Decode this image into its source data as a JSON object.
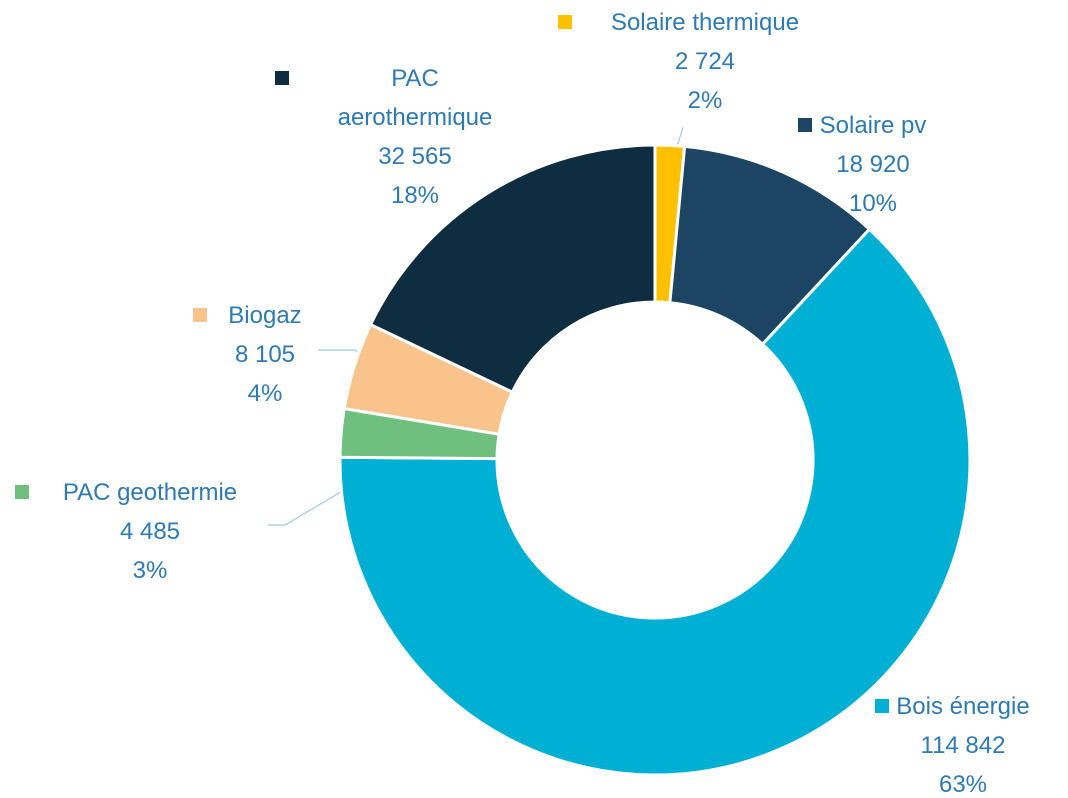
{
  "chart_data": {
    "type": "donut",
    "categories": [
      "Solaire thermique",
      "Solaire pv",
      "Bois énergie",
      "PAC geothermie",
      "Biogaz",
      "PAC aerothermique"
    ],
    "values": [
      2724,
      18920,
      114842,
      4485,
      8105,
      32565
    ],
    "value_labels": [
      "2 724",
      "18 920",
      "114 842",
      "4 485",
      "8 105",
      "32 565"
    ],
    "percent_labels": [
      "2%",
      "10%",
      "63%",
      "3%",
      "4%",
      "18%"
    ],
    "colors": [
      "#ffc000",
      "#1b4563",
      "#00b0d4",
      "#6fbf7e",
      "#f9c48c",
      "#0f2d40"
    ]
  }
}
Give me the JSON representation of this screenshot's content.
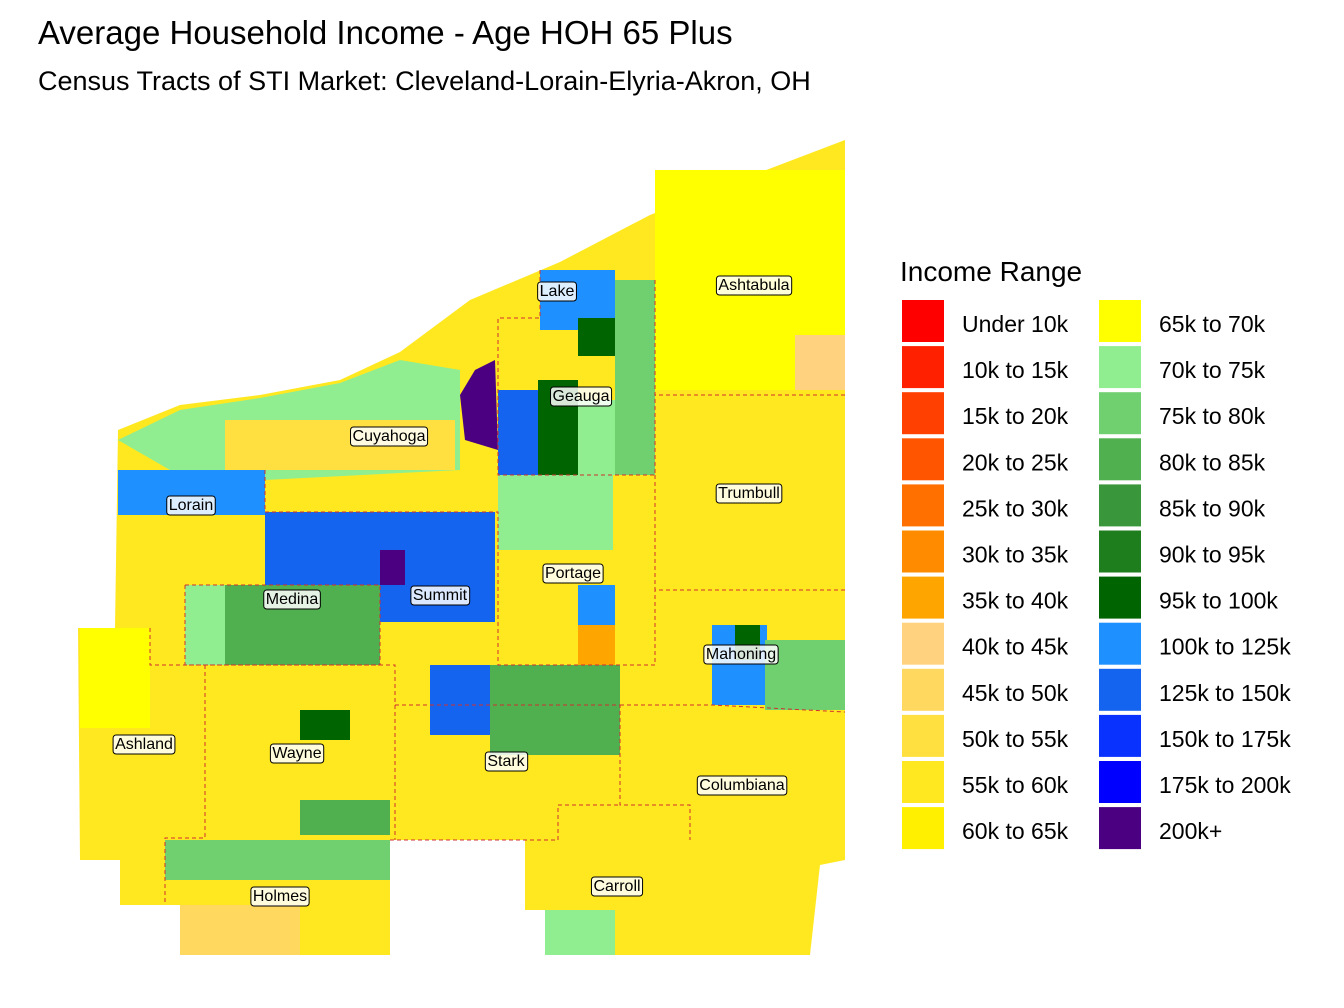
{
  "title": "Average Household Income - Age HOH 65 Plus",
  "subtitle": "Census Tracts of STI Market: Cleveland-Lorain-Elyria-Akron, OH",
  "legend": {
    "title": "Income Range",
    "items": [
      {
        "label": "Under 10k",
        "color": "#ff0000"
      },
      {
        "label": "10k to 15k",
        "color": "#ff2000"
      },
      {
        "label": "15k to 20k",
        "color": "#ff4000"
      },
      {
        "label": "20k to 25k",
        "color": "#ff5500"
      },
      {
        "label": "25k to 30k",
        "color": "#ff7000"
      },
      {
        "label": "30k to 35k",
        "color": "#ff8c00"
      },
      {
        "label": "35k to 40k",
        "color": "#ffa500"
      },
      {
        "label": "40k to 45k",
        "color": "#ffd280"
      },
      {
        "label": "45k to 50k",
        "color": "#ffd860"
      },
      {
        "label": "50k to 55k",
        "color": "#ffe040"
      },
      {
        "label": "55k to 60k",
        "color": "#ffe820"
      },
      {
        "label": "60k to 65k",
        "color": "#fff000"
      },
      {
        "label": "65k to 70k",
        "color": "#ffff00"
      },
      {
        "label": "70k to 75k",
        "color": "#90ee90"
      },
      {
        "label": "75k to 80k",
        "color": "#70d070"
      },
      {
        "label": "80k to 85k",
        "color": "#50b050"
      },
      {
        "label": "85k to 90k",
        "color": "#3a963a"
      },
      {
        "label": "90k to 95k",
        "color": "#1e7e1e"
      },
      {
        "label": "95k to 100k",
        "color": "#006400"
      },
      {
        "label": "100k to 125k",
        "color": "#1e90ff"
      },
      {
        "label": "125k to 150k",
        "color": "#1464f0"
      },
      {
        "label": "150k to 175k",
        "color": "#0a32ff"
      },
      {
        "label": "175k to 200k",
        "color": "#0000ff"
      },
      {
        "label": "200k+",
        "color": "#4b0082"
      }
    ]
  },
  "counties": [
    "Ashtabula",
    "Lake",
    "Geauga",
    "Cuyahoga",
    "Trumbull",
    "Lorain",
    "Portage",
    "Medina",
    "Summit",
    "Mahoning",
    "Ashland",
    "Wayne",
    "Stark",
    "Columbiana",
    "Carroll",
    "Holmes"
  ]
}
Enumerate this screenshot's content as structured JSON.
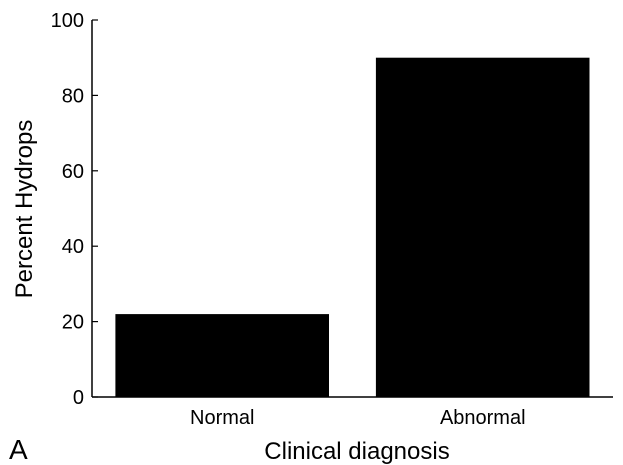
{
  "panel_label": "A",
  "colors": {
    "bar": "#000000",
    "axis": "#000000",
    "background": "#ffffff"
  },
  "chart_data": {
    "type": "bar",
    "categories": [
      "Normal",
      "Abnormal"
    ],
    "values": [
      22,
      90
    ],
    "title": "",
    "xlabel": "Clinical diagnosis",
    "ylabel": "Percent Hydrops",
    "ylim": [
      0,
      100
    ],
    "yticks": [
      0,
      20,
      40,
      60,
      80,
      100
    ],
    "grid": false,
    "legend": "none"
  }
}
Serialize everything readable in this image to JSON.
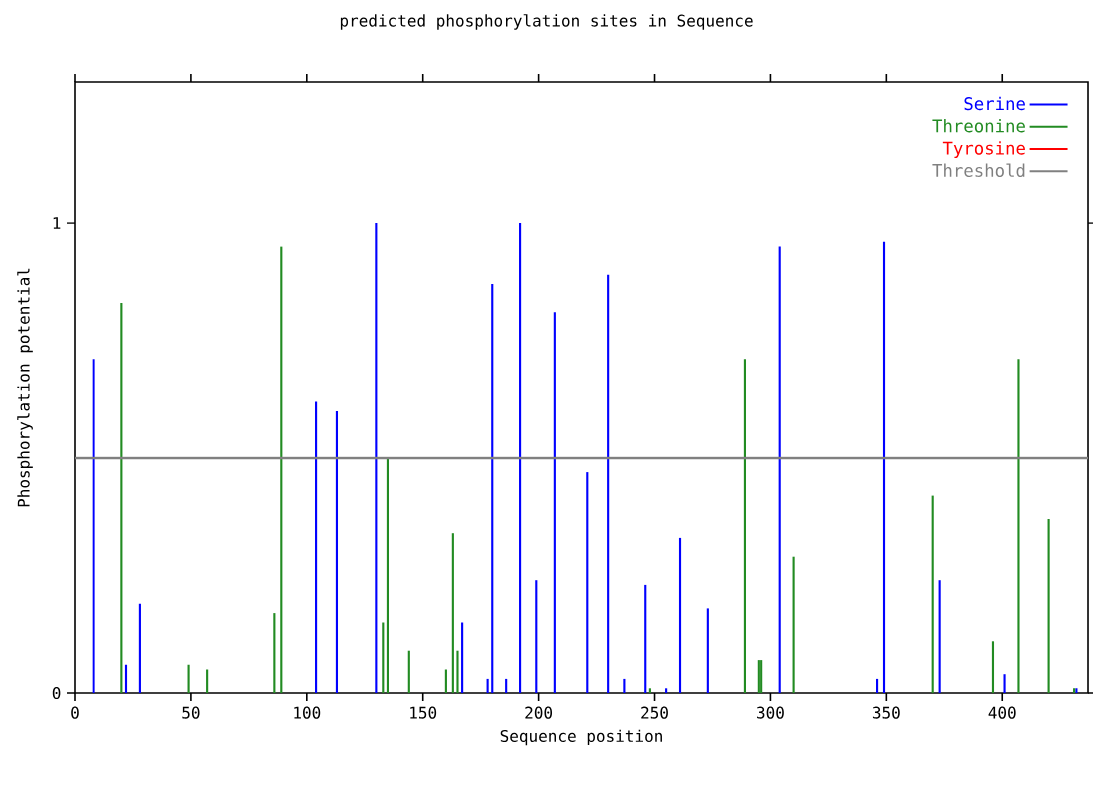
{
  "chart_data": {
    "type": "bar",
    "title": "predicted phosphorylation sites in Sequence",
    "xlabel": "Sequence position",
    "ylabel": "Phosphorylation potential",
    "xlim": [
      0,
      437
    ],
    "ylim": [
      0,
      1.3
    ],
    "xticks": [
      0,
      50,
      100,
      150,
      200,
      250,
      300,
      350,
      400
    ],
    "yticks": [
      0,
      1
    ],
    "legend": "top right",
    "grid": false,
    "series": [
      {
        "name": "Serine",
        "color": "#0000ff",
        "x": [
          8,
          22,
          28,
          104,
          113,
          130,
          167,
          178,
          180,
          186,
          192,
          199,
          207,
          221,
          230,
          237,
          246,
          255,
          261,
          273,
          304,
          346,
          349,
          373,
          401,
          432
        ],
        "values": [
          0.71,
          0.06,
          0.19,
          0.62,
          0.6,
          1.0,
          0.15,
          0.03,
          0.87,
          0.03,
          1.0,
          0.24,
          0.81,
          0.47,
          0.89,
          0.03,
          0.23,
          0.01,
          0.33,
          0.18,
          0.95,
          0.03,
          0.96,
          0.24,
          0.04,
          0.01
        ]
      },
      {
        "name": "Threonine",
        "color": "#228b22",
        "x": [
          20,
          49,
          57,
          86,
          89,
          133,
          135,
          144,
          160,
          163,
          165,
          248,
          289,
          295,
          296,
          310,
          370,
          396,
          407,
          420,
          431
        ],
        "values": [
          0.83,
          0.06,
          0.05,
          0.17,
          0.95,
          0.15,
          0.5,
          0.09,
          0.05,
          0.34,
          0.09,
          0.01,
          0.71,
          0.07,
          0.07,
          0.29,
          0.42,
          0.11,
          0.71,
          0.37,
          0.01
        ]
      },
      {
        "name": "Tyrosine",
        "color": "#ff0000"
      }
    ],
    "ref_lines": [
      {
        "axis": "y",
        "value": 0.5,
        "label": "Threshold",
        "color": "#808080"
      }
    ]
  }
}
......
Given instruction: Note every line above where the string "xlabel" shows up, and copy those lines.

Response to this exercise:
    "xlabel": "Clinical diagnosis",
    "xlabel": "Sequence position",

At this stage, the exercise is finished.